----- DATA SHOWN -----

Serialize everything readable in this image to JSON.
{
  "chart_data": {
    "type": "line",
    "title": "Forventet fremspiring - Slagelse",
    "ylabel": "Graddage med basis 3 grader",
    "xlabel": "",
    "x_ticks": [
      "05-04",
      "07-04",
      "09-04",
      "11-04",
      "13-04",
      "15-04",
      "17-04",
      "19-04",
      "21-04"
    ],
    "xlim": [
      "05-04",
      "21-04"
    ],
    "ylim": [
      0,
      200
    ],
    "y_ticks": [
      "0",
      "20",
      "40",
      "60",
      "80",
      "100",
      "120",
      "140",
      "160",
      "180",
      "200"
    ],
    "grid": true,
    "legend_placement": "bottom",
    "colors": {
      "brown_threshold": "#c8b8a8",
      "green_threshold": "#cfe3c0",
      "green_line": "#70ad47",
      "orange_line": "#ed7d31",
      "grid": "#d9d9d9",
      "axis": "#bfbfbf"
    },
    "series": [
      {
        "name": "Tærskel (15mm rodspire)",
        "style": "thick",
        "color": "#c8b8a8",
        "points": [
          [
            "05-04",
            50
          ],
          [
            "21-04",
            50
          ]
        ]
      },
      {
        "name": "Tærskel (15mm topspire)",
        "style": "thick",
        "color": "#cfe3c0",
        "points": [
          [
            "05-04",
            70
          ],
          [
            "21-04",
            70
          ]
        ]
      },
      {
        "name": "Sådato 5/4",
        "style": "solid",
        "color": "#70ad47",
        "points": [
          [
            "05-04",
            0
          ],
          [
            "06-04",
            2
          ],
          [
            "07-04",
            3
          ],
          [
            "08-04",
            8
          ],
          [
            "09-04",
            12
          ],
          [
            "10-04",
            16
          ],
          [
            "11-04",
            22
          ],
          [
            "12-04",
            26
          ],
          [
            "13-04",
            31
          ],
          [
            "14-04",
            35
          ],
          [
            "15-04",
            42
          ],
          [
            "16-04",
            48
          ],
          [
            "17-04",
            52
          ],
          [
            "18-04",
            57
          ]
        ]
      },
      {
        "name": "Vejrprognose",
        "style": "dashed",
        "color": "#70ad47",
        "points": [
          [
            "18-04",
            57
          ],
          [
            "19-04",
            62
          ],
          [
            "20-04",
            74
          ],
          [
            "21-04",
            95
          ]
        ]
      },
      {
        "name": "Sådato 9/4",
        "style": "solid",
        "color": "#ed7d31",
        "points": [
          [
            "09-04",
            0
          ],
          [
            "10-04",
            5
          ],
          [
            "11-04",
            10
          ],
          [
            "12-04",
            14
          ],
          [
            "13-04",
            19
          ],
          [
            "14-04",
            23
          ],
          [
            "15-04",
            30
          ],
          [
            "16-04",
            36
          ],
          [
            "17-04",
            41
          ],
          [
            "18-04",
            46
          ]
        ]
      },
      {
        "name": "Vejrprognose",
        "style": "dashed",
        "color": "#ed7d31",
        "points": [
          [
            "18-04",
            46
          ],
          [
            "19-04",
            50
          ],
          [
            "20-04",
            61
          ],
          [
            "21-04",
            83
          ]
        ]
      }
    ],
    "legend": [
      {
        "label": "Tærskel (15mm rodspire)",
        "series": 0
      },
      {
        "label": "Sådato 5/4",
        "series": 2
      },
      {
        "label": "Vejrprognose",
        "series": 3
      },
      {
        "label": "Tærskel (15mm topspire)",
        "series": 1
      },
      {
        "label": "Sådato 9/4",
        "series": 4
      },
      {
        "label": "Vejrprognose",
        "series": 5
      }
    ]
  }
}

-----

• [STATED TASK]:
Your task is to gather all lines from the entries above that hold the word "topspire".

• [TASK OUTPUT]:
        "name": "Tærskel (15mm topspire)",
        "label": "Tærskel (15mm topspire)",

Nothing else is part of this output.